Work request:
Each line below with the string "ansiedade" should be copied.

(Transcribed document page entries)
------------------------

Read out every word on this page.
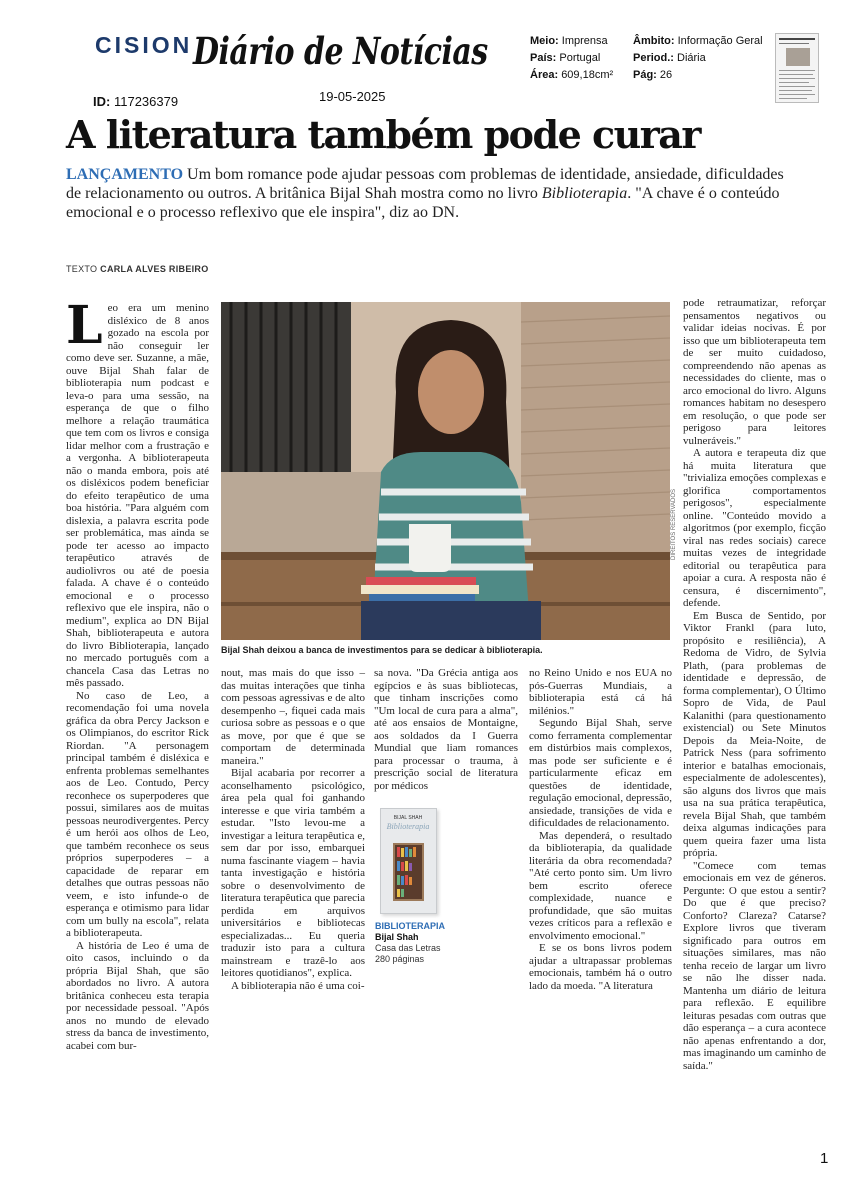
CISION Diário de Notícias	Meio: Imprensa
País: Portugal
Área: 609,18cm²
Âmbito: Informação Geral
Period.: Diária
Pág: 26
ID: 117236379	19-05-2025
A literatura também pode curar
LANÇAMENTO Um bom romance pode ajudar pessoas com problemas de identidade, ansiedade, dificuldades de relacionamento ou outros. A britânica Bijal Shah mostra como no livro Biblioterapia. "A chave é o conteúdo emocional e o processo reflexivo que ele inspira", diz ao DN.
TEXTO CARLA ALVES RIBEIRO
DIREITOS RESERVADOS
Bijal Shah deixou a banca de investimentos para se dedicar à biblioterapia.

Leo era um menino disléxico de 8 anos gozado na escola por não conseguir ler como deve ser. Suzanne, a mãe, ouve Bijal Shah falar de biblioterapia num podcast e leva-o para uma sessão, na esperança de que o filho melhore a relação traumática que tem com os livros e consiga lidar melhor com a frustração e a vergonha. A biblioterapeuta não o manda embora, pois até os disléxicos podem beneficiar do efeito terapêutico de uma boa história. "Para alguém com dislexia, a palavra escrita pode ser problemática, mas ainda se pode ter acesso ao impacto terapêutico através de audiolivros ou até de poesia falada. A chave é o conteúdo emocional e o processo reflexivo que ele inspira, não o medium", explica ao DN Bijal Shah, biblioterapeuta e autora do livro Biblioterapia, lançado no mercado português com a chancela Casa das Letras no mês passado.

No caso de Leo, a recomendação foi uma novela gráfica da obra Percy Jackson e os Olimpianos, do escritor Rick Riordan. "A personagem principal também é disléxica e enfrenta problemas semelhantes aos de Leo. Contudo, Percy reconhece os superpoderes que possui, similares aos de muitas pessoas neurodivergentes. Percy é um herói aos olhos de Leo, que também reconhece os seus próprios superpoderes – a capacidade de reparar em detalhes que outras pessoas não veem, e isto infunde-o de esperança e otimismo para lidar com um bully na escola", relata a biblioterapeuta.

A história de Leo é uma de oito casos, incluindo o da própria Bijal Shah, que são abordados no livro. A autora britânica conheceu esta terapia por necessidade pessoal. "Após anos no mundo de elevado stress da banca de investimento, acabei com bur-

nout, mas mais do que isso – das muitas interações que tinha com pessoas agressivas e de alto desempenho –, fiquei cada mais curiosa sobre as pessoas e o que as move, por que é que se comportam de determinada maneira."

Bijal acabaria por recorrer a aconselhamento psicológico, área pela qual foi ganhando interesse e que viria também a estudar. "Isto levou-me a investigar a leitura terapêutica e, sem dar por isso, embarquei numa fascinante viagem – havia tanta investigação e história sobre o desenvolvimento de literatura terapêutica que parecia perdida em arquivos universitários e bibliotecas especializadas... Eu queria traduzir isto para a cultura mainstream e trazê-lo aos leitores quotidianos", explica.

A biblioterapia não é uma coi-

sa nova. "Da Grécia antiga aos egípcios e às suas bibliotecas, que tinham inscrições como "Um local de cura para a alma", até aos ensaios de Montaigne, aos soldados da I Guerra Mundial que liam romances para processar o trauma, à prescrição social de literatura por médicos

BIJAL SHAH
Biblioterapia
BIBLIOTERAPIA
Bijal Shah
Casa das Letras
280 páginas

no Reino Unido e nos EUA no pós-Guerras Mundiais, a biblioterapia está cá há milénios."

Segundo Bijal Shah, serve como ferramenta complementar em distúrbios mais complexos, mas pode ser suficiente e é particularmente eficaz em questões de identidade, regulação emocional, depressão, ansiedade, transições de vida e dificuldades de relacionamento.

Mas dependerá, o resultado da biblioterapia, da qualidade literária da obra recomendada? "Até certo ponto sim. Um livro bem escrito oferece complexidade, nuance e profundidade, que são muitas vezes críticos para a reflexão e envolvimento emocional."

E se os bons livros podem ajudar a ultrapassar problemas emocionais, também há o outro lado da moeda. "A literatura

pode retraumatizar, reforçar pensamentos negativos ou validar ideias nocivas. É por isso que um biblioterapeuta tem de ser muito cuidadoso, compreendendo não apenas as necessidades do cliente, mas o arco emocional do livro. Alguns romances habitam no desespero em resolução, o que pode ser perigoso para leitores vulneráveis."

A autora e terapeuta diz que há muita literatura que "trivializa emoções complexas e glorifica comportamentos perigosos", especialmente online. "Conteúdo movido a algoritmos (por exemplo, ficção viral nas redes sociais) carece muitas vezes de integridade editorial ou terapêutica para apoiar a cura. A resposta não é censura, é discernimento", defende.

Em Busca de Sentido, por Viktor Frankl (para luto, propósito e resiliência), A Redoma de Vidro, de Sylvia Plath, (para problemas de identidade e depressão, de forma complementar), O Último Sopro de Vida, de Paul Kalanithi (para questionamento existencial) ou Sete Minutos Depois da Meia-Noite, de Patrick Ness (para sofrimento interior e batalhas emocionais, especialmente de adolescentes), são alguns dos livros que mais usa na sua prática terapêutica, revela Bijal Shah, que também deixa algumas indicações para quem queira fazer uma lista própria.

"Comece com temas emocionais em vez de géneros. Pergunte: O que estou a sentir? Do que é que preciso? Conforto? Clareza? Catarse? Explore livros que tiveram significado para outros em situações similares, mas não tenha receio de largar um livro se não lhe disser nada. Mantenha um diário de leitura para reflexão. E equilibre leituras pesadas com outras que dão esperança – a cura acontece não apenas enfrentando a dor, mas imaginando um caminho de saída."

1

------------------------

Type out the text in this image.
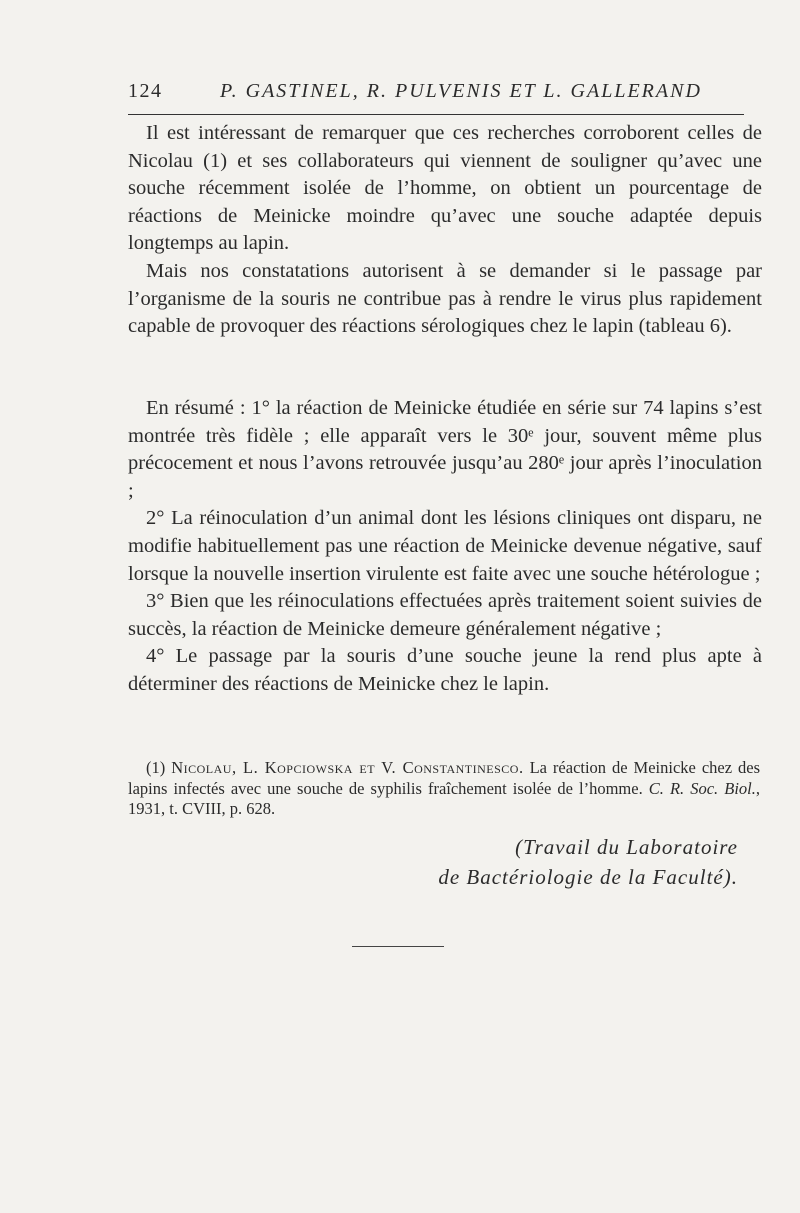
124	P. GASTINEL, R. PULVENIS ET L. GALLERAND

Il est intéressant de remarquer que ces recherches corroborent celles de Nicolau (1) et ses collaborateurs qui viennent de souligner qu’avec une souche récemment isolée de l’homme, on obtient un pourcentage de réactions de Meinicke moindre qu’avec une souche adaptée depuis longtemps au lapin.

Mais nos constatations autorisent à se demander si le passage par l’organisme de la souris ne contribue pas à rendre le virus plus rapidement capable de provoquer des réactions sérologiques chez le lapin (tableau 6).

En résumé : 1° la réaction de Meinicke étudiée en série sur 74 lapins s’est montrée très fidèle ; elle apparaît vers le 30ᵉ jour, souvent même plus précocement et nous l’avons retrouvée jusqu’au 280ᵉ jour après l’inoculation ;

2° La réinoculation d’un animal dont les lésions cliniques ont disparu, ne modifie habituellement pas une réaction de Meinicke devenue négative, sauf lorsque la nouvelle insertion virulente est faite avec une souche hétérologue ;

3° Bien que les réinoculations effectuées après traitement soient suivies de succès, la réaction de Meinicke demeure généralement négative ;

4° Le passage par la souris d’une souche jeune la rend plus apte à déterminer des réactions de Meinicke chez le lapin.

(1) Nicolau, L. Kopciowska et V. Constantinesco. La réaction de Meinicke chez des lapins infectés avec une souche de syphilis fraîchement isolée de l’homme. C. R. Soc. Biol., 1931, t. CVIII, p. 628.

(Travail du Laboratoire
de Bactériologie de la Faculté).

------------------------

Task answer:
LANÇAMENTO Um bom romance pode ajudar pessoas com problemas de identidade, ansiedade, dificuldades de relacionamento ou outros. A britânica Bijal Shah mostra como no livro Biblioterapia. "A chave é o conteúdo emocional e o processo reflexivo que ele inspira", diz ao DN.
Segundo Bijal Shah, serve como ferramenta complementar em distúrbios mais complexos, mas pode ser suficiente e é particularmente eficaz em questões de identidade, regulação emocional, depressão, ansiedade, transições de vida e dificuldades de relacionamento.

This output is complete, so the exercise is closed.